_Instructions for the task_: Copy every line from the records below that holds the word "Diam".

_Dataset items_:
════════════════════

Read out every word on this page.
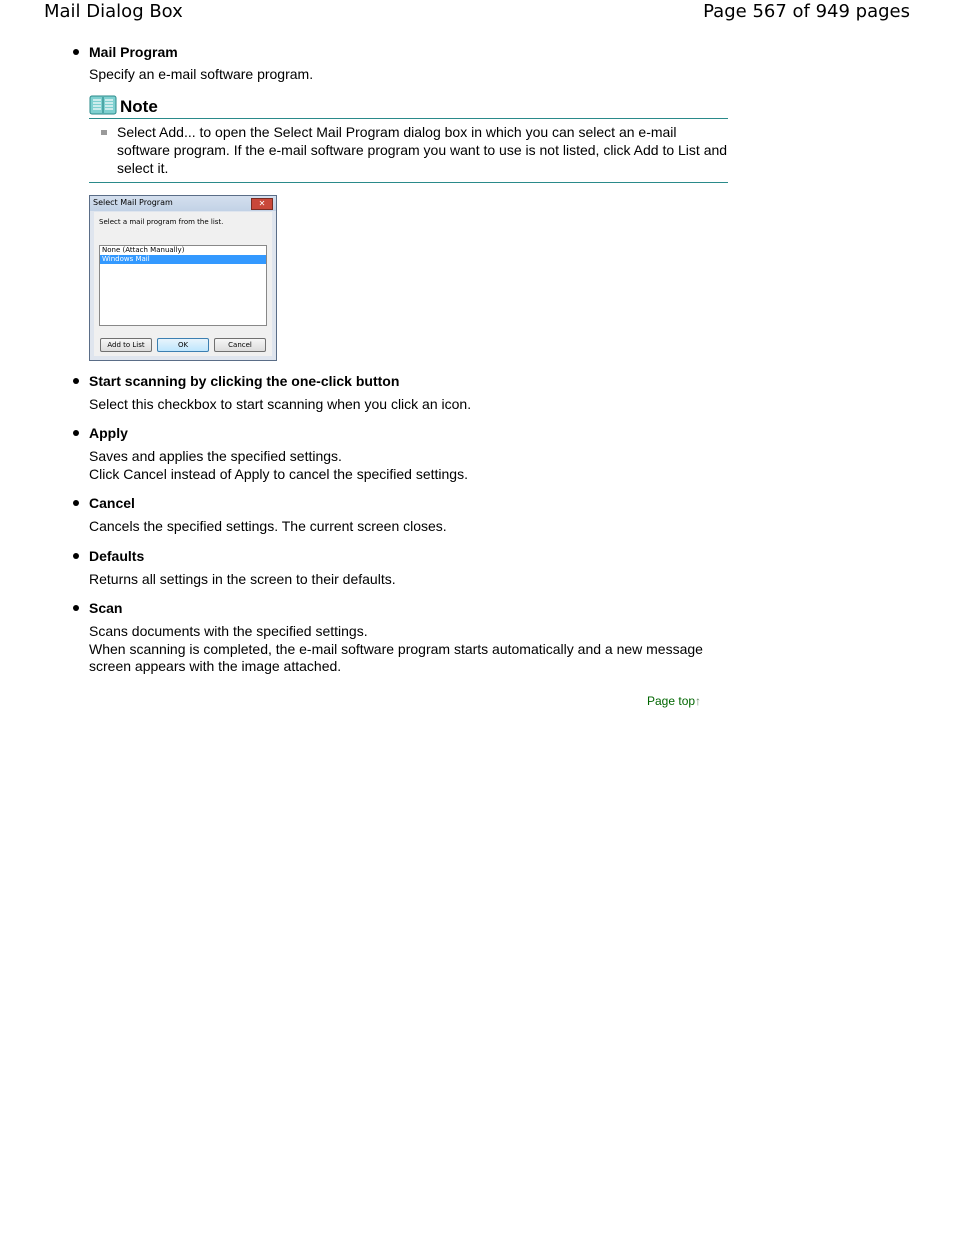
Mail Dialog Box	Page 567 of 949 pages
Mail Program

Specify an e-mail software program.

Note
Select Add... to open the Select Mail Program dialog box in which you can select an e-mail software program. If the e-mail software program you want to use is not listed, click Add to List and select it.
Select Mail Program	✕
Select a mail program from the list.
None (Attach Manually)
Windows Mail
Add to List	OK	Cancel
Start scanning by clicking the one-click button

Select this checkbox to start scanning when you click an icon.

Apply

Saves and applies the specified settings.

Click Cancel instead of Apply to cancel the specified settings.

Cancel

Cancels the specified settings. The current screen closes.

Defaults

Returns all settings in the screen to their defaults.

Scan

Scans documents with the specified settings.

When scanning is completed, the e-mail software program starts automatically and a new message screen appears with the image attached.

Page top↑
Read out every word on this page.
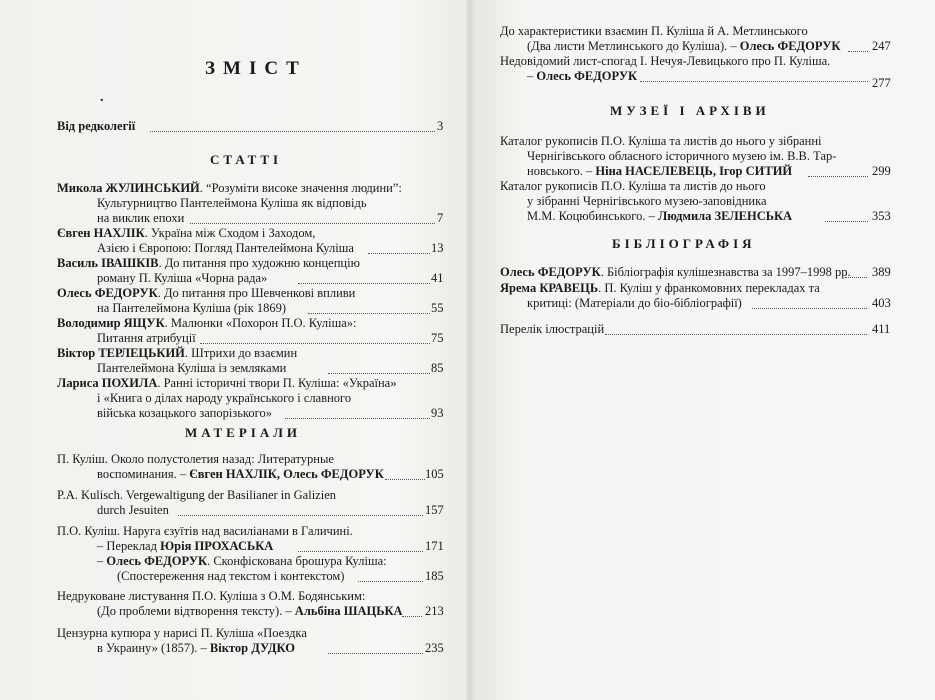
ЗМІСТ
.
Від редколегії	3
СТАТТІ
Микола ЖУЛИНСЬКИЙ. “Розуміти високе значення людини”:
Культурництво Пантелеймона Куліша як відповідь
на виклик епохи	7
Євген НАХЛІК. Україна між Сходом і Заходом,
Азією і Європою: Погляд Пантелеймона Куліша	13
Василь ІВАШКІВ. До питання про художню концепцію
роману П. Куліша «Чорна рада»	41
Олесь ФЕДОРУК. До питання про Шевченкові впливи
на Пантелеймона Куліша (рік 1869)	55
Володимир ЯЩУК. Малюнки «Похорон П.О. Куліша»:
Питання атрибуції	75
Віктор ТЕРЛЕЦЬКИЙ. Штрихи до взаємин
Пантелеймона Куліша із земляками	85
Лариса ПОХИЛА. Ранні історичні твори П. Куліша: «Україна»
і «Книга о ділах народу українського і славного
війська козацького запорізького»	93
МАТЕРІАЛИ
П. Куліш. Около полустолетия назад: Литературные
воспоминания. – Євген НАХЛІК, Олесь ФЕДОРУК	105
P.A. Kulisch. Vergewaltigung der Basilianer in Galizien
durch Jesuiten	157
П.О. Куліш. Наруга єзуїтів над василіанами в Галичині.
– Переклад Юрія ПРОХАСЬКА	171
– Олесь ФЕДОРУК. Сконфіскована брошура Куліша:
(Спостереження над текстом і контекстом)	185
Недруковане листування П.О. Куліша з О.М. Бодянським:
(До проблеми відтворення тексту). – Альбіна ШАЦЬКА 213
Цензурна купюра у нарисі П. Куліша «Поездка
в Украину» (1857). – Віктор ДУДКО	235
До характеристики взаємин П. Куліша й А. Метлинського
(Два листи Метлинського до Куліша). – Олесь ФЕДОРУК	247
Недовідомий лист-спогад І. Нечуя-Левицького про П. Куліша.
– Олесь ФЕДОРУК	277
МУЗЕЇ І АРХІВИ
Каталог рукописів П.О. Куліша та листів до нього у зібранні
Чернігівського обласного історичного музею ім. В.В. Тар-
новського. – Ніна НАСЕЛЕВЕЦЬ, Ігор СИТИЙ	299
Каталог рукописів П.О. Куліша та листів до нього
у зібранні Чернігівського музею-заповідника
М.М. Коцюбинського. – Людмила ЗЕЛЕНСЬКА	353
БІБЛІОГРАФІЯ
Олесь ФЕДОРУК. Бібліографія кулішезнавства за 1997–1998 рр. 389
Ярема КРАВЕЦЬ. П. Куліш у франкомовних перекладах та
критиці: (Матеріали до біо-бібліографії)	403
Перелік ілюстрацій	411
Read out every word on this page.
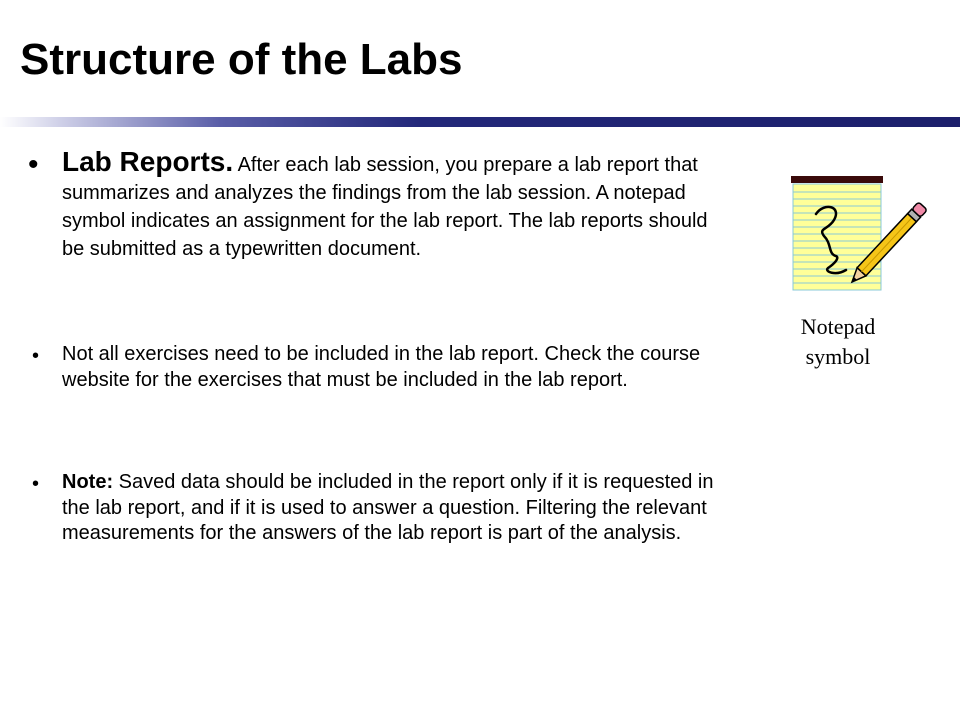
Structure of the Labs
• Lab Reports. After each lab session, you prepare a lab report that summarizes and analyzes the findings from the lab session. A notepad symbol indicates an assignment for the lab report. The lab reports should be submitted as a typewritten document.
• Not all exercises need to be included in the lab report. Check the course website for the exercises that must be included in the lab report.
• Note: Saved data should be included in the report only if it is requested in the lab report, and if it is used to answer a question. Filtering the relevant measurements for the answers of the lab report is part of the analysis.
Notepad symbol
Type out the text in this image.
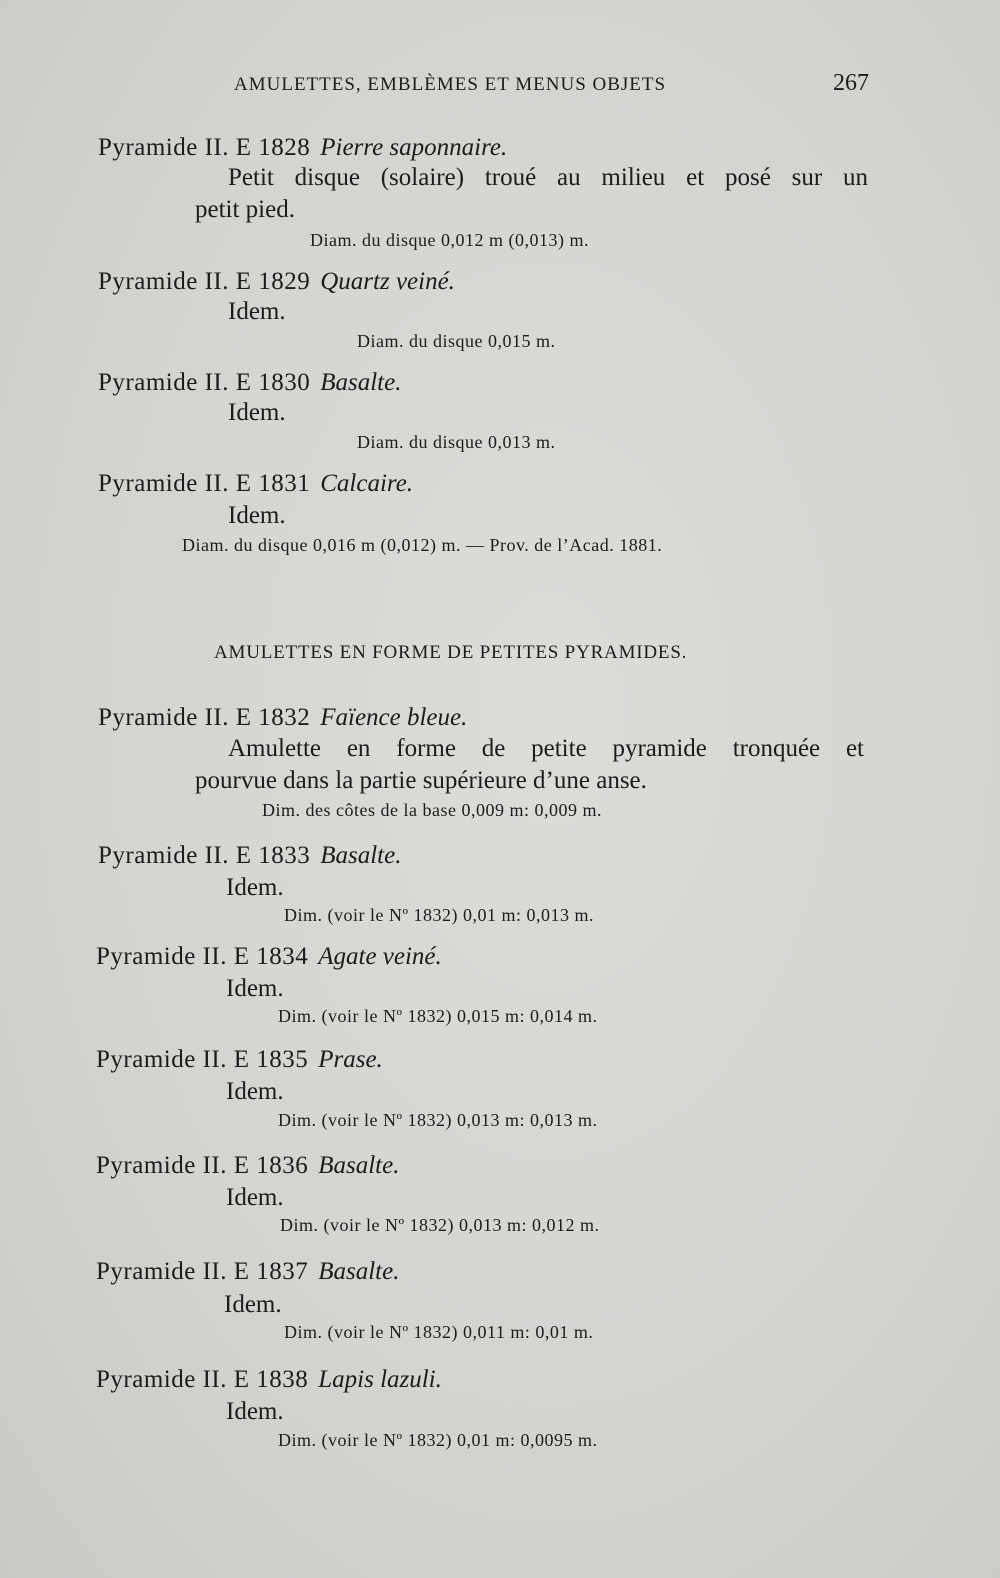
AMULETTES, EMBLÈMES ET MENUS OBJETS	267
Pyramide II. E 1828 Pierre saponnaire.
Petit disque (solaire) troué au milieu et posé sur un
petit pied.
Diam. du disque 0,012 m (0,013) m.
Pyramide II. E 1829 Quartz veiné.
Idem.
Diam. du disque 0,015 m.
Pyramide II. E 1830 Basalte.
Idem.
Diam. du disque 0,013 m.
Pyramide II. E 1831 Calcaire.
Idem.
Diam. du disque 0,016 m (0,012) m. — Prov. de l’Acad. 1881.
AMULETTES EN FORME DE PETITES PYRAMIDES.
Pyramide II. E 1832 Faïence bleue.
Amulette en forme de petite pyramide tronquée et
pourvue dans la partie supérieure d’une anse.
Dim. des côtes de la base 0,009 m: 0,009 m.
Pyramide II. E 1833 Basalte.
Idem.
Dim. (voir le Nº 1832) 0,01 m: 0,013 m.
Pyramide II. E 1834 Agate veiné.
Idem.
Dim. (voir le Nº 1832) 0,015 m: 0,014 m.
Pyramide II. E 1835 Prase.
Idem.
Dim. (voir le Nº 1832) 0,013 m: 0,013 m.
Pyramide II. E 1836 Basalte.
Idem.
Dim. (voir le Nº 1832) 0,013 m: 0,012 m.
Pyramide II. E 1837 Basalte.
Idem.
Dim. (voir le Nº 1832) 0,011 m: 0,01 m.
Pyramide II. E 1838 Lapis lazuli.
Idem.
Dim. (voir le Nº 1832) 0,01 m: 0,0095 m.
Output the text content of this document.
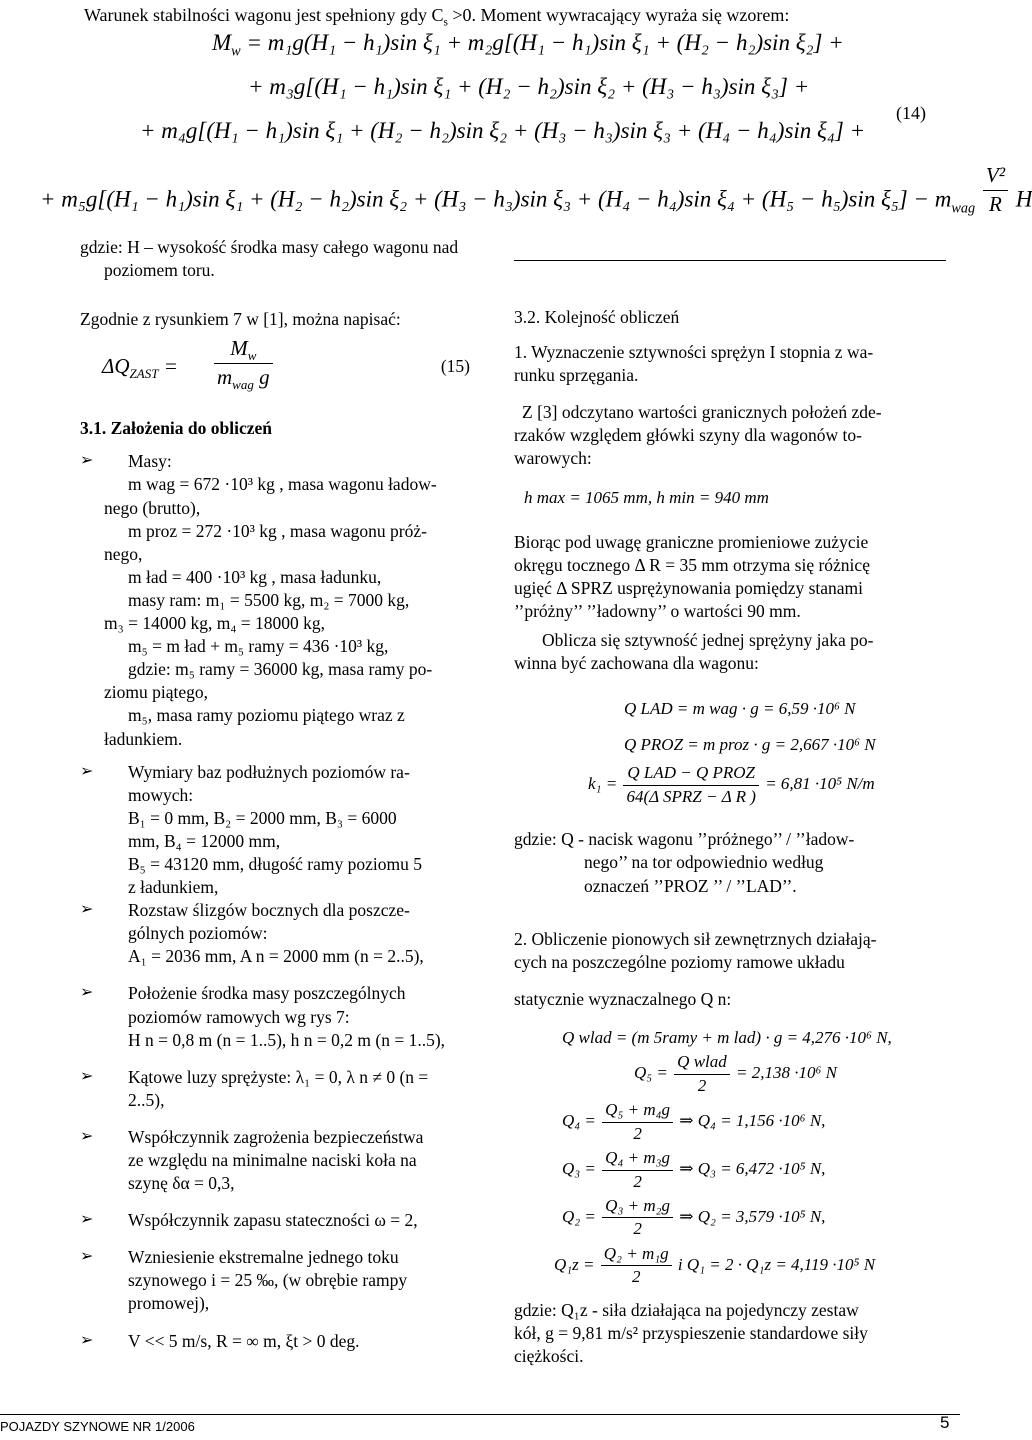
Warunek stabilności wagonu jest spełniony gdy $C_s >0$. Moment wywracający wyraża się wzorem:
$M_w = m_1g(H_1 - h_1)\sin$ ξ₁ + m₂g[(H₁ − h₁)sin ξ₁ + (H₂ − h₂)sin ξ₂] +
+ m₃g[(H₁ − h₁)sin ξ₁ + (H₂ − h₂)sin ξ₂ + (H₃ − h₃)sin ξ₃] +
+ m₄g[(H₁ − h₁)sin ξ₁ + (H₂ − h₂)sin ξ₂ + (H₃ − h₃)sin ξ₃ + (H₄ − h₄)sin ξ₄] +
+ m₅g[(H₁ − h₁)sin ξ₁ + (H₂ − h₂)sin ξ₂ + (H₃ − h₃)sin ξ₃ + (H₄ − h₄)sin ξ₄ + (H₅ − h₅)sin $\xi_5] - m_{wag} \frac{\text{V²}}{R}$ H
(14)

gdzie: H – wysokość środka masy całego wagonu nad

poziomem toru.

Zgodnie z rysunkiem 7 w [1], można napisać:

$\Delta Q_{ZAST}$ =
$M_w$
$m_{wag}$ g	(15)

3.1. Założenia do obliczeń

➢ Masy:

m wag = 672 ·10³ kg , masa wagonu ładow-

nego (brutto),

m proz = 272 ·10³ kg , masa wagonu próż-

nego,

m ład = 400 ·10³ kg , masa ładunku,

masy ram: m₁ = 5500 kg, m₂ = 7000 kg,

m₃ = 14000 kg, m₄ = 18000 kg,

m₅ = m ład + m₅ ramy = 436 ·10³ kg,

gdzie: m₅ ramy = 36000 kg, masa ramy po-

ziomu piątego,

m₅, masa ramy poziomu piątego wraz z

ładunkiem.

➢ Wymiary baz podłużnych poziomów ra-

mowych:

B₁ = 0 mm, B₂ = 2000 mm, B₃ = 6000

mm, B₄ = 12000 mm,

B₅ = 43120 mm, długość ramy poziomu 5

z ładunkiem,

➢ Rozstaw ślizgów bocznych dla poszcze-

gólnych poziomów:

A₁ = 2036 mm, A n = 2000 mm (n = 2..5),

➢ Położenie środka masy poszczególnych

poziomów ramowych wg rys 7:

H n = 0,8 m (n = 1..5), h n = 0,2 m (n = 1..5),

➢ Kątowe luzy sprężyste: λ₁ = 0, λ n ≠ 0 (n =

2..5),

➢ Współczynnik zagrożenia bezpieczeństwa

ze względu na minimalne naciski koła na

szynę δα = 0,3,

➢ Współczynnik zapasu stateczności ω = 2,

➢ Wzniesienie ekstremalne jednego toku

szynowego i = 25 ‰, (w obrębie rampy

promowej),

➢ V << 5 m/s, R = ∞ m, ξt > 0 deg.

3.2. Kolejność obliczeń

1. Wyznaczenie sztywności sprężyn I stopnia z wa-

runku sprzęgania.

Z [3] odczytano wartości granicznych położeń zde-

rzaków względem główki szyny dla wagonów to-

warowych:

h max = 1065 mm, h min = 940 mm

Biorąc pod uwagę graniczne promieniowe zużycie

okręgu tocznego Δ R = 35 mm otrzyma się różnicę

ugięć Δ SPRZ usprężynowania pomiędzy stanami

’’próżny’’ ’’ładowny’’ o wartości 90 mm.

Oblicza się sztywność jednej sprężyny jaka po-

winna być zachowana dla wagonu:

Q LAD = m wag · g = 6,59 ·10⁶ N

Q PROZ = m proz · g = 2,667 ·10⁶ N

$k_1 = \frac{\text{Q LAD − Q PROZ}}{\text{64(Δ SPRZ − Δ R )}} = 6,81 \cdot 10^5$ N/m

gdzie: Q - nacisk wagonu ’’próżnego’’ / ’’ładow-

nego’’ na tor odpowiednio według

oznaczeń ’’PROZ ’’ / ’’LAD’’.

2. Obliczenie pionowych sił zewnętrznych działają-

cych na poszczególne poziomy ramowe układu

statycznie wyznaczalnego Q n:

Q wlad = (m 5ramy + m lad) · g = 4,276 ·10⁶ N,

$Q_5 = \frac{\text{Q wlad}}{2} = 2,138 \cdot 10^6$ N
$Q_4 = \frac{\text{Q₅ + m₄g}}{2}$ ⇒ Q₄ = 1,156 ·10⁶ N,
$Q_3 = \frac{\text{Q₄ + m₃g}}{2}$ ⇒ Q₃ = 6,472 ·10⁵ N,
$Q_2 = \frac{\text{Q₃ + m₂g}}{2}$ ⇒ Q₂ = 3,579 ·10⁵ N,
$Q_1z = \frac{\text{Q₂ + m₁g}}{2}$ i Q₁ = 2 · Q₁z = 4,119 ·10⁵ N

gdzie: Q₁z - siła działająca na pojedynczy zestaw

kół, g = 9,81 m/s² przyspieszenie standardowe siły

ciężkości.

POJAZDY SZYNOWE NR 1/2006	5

════════════════════

_Response to the exercise_:
Diam. du disque 0,012 m (0,013) m.
Diam. du disque 0,015 m.
Diam. du disque 0,013 m.
Diam. du disque 0,016 m (0,012) m. — Prov. de l’Acad. 1881.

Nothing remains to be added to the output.